## What is expected:
Check every line of the material below for the string "implementation", and return the ones that have it.

Data excerpts
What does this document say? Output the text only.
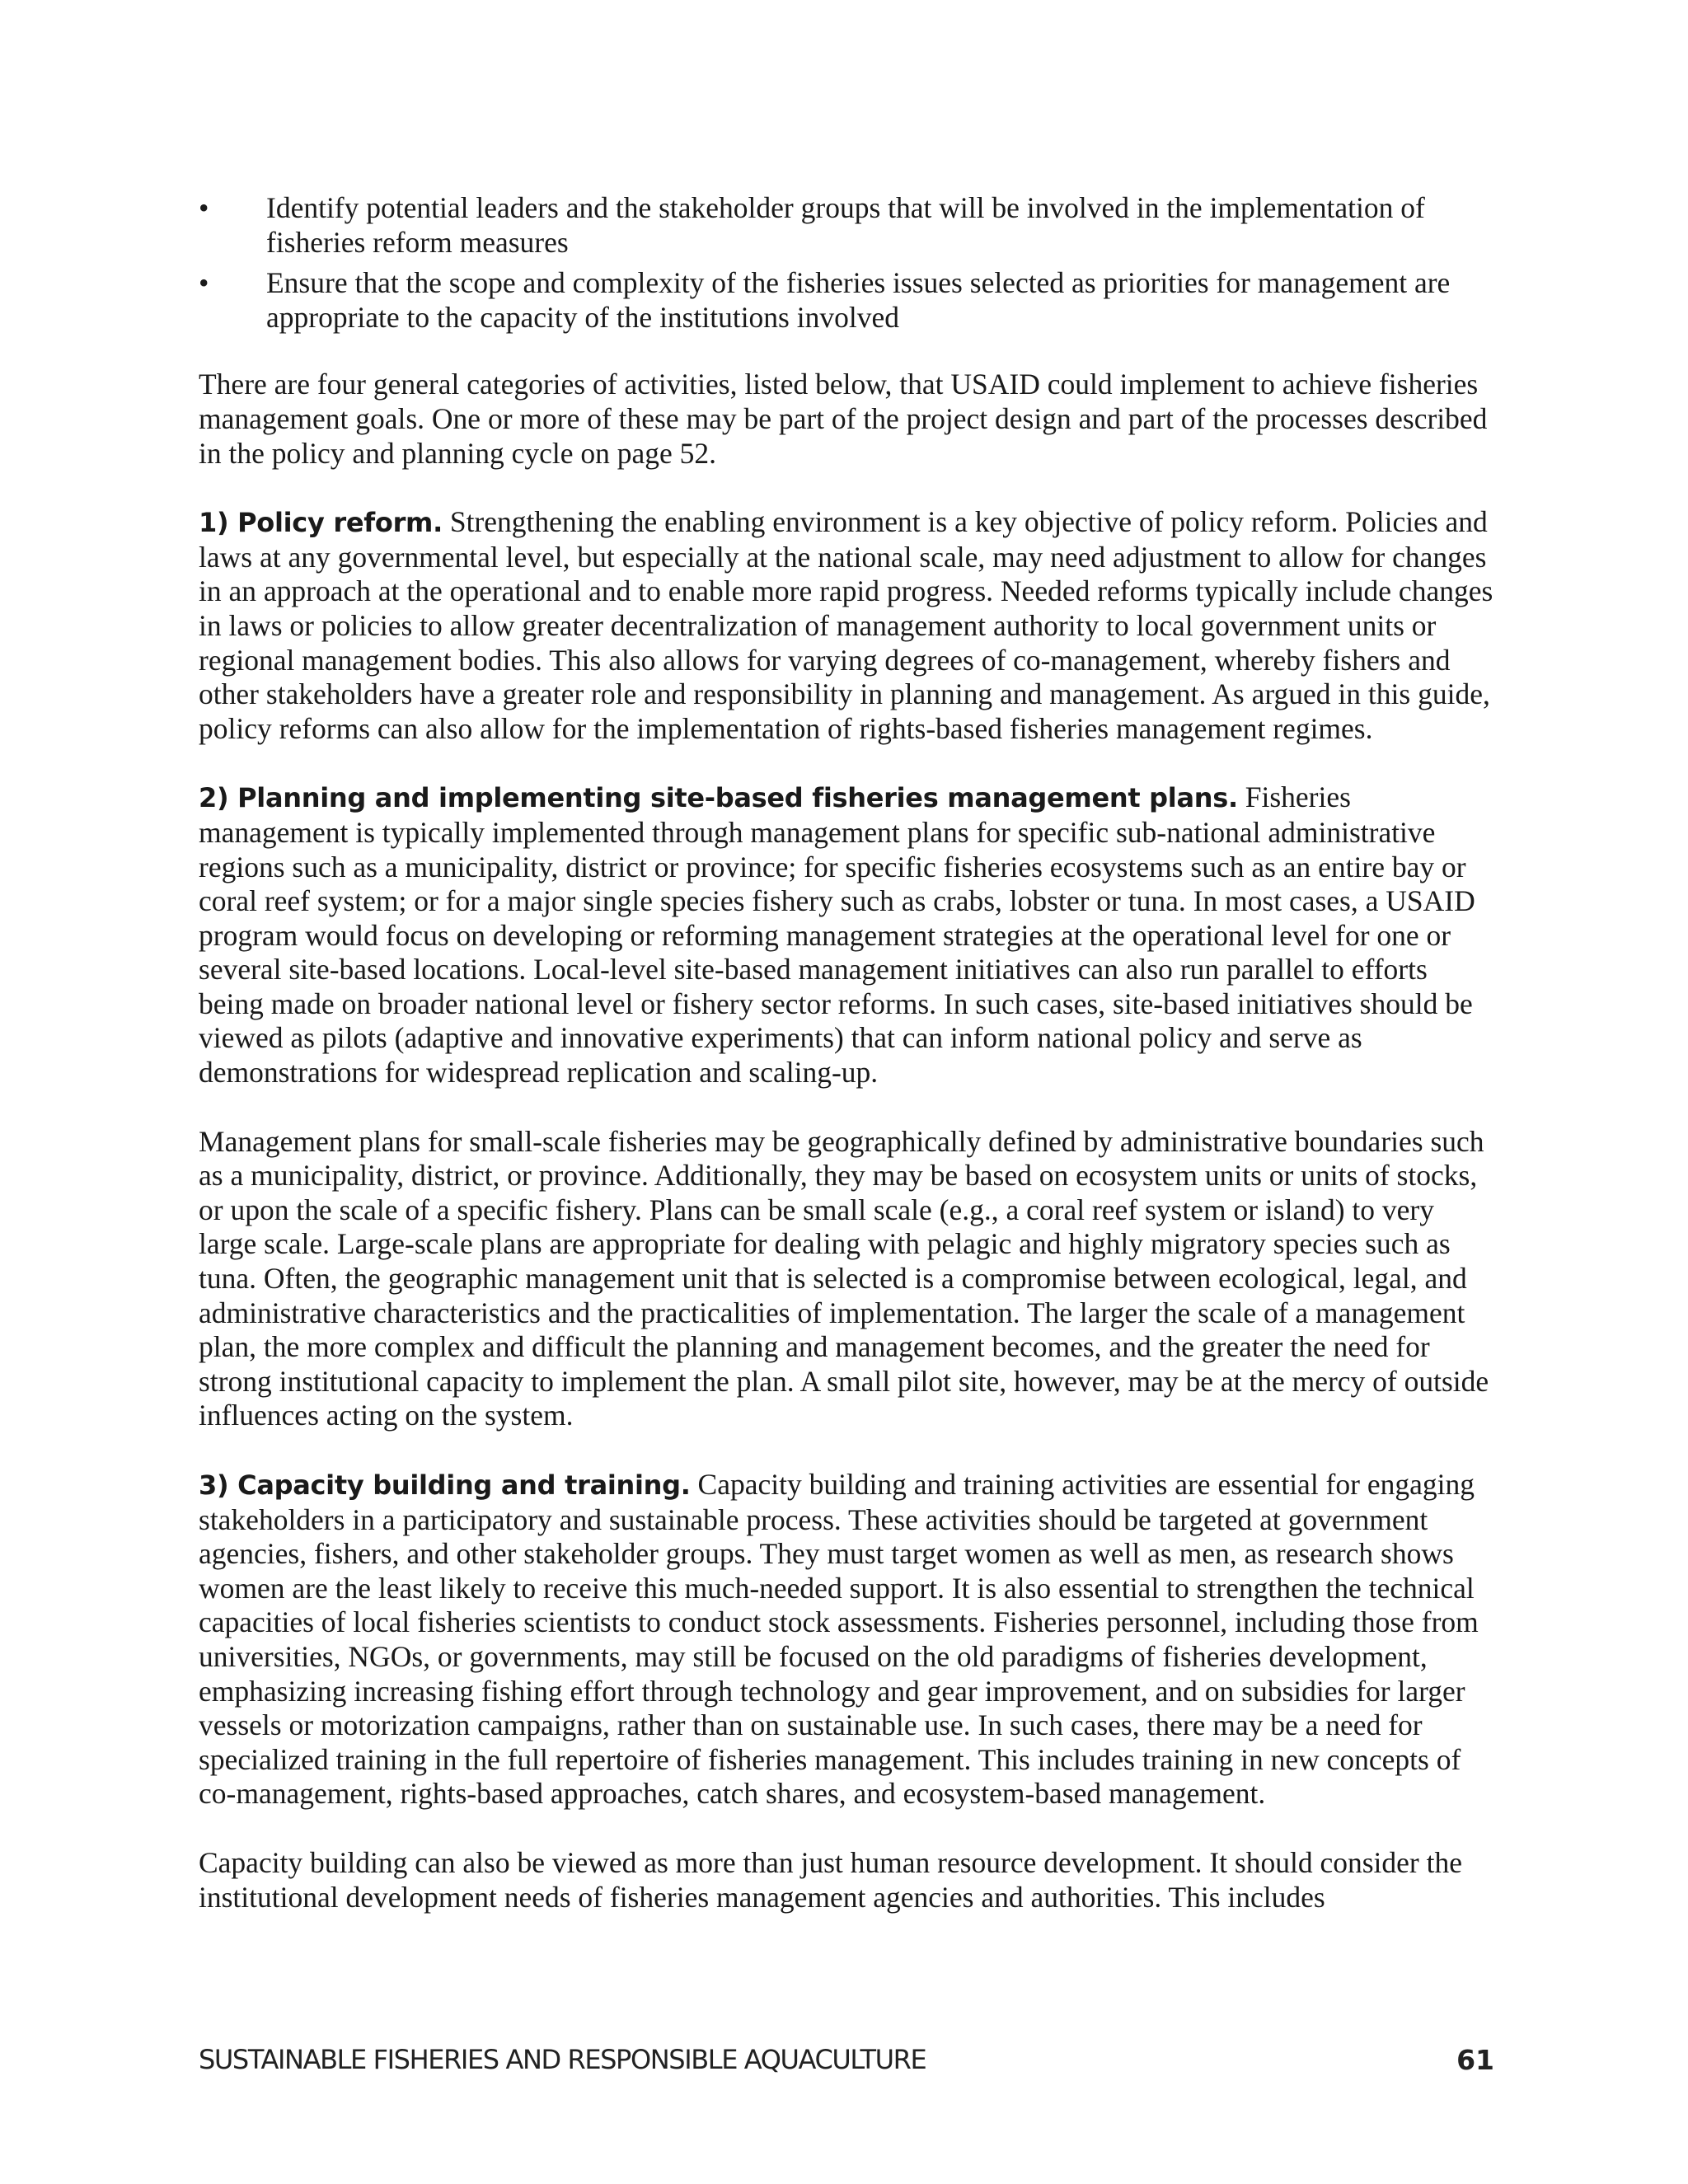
•	Identify potential leaders and the stakeholder groups that will be involved in the implementation of fisheries reform measures
•	Ensure that the scope and complexity of the fisheries issues selected as priorities for management are appropriate to the capacity of the institutions involved

There are four general categories of activities, listed below, that USAID could implement to achieve fisheries management goals. One or more of these may be part of the project design and part of the processes described in the policy and planning cycle on page 52.

1) Policy reform. Strengthening the enabling environment is a key objective of policy reform. Policies and laws at any governmental level, but especially at the national scale, may need adjustment to allow for changes in an approach at the operational and to enable more rapid progress. Needed reforms typically include changes in laws or policies to allow greater decentralization of management authority to local government units or regional management bodies. This also allows for varying degrees of co-management, whereby fishers and other stakeholders have a greater role and responsibility in planning and management. As argued in this guide, policy reforms can also allow for the implementation of rights-based fisheries management regimes.

2) Planning and implementing site-based fisheries management plans. Fisheries management is typically implemented through management plans for specific sub-national administrative regions such as a municipality, district or province; for specific fisheries ecosystems such as an entire bay or coral reef system; or for a major single species fishery such as crabs, lobster or tuna. In most cases, a USAID program would focus on developing or reforming management strategies at the operational level for one or several site-based locations. Local-level site-based management initiatives can also run parallel to efforts being made on broader national level or fishery sector reforms. In such cases, site-based initiatives should be viewed as pilots (adaptive and innovative experiments) that can inform national policy and serve as demonstrations for widespread replication and scaling-up.

Management plans for small-scale fisheries may be geographically defined by administrative boundaries such as a municipality, district, or province. Additionally, they may be based on ecosystem units or units of stocks, or upon the scale of a specific fishery. Plans can be small scale (e.g., a coral reef system or island) to very large scale. Large-scale plans are appropriate for dealing with pelagic and highly migratory species such as tuna. Often, the geographic management unit that is selected is a compromise between ecological, legal, and administrative characteristics and the practicalities of implementation. The larger the scale of a management plan, the more complex and difficult the planning and management becomes, and the greater the need for strong institutional capacity to implement the plan. A small pilot site, however, may be at the mercy of outside influences acting on the system.

3) Capacity building and training. Capacity building and training activities are essential for engaging stakeholders in a participatory and sustainable process. These activities should be targeted at government agencies, fishers, and other stakeholder groups. They must target women as well as men, as research shows women are the least likely to receive this much-needed support. It is also essential to strengthen the technical capacities of local fisheries scientists to conduct stock assessments. Fisheries personnel, including those from universities, NGOs, or governments, may still be focused on the old paradigms of fisheries development, emphasizing increasing fishing effort through technology and gear improvement, and on subsidies for larger vessels or motorization campaigns, rather than on sustainable use. In such cases, there may be a need for specialized training in the full repertoire of fisheries management. This includes training in new concepts of co-management, rights-based approaches, catch shares, and ecosystem-based management.

Capacity building can also be viewed as more than just human resource development. It should consider the institutional development needs of fisheries management agencies and authorities. This includes

SUSTAINABLE FISHERIES AND RESPONSIBLE AQUACULTURE	61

## Correct answer:
•	Identify potential leaders and the stakeholder groups that will be involved in the implementation of fisheries reform measures
1) Policy reform. Strengthening the enabling environment is a key objective of policy reform. Policies and laws at any governmental level, but especially at the national scale, may need adjustment to allow for changes in an approach at the operational and to enable more rapid progress. Needed reforms typically include changes in laws or policies to allow greater decentralization of management authority to local government units or regional management bodies. This also allows for varying degrees of co-management, whereby fishers and other stakeholders have a greater role and responsibility in planning and management. As argued in this guide, policy reforms can also allow for the implementation of rights-based fisheries management regimes.
Management plans for small-scale fisheries may be geographically defined by administrative boundaries such as a municipality, district, or province. Additionally, they may be based on ecosystem units or units of stocks, or upon the scale of a specific fishery. Plans can be small scale (e.g., a coral reef system or island) to very large scale. Large-scale plans are appropriate for dealing with pelagic and highly migratory species such as tuna. Often, the geographic management unit that is selected is a compromise between ecological, legal, and administrative characteristics and the practicalities of implementation. The larger the scale of a management plan, the more complex and difficult the planning and management becomes, and the greater the need for strong institutional capacity to implement the plan. A small pilot site, however, may be at the mercy of outside influences acting on the system.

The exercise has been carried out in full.